Chart and figure data:
++++
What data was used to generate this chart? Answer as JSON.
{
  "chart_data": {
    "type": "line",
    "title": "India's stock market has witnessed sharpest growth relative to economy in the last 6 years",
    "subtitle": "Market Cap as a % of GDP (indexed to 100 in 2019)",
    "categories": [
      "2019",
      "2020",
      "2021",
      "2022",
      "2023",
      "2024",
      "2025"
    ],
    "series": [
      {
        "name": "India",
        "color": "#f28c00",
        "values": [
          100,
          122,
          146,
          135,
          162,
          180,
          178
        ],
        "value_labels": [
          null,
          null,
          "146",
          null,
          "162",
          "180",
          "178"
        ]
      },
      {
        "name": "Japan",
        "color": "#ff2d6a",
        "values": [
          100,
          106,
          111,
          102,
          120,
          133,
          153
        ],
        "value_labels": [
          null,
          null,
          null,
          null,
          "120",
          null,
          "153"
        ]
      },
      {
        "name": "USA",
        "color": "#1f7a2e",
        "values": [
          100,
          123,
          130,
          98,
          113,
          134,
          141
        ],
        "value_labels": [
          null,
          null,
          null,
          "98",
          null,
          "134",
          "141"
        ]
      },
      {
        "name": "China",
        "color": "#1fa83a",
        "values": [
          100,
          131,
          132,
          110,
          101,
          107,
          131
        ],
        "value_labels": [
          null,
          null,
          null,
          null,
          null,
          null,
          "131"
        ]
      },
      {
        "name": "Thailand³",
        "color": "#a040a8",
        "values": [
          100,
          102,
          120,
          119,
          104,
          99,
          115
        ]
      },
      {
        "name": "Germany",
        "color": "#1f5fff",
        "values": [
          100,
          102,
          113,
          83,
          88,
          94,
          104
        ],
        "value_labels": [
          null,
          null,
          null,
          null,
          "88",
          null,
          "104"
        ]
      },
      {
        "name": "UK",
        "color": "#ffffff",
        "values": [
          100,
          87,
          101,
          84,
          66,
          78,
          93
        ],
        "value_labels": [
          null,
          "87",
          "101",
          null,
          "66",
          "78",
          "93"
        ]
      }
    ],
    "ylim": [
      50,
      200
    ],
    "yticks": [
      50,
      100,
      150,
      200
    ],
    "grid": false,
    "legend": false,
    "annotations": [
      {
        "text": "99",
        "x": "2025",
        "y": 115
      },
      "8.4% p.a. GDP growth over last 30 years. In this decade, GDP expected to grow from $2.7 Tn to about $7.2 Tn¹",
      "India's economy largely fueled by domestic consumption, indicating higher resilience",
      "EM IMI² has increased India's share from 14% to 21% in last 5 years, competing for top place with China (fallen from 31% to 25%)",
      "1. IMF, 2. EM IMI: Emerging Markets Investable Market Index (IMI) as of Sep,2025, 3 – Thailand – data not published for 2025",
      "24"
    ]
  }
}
++++
**What you will do**
Copy the material above back out, exactly as written.

**Output for this task**
What data was used to generate this chart? Answer as JSON.
{
  "chart_data": {
    "type": "line",
    "title": "India's stock market has witnessed sharpest growth relative to economy in the last 6 years",
    "subtitle": "Market Cap as a % of GDP (indexed to 100 in 2019)",
    "categories": [
      "2019",
      "2020",
      "2021",
      "2022",
      "2023",
      "2024",
      "2025"
    ],
    "series": [
      {
        "name": "India",
        "color": "#f28c00",
        "values": [
          100,
          122,
          146,
          135,
          162,
          180,
          178
        ],
        "value_labels": [
          null,
          null,
          "146",
          null,
          "162",
          "180",
          "178"
        ]
      },
      {
        "name": "Japan",
        "color": "#ff2d6a",
        "values": [
          100,
          106,
          111,
          102,
          120,
          133,
          153
        ],
        "value_labels": [
          null,
          null,
          null,
          null,
          "120",
          null,
          "153"
        ]
      },
      {
        "name": "USA",
        "color": "#1f7a2e",
        "values": [
          100,
          123,
          130,
          98,
          113,
          134,
          141
        ],
        "value_labels": [
          null,
          null,
          null,
          "98",
          null,
          "134",
          "141"
        ]
      },
      {
        "name": "China",
        "color": "#1fa83a",
        "values": [
          100,
          131,
          132,
          110,
          101,
          107,
          131
        ],
        "value_labels": [
          null,
          null,
          null,
          null,
          null,
          null,
          "131"
        ]
      },
      {
        "name": "Thailand³",
        "color": "#a040a8",
        "values": [
          100,
          102,
          120,
          119,
          104,
          99,
          115
        ]
      },
      {
        "name": "Germany",
        "color": "#1f5fff",
        "values": [
          100,
          102,
          113,
          83,
          88,
          94,
          104
        ],
        "value_labels": [
          null,
          null,
          null,
          null,
          "88",
          null,
          "104"
        ]
      },
      {
        "name": "UK",
        "color": "#ffffff",
        "values": [
          100,
          87,
          101,
          84,
          66,
          78,
          93
        ],
        "value_labels": [
          null,
          "87",
          "101",
          null,
          "66",
          "78",
          "93"
        ]
      }
    ],
    "ylim": [
      50,
      200
    ],
    "yticks": [
      50,
      100,
      150,
      200
    ],
    "grid": false,
    "legend": false,
    "annotations": [
      {
        "text": "99",
        "x": "2025",
        "y": 115
      },
      "8.4% p.a. GDP growth over last 30 years. In this decade, GDP expected to grow from $2.7 Tn to about $7.2 Tn¹",
      "India's economy largely fueled by domestic consumption, indicating higher resilience",
      "EM IMI² has increased India's share from 14% to 21% in last 5 years, competing for top place with China (fallen from 31% to 25%)",
      "1. IMF, 2. EM IMI: Emerging Markets Investable Market Index (IMI) as of Sep,2025, 3 – Thailand – data not published for 2025",
      "24"
    ]
  }
}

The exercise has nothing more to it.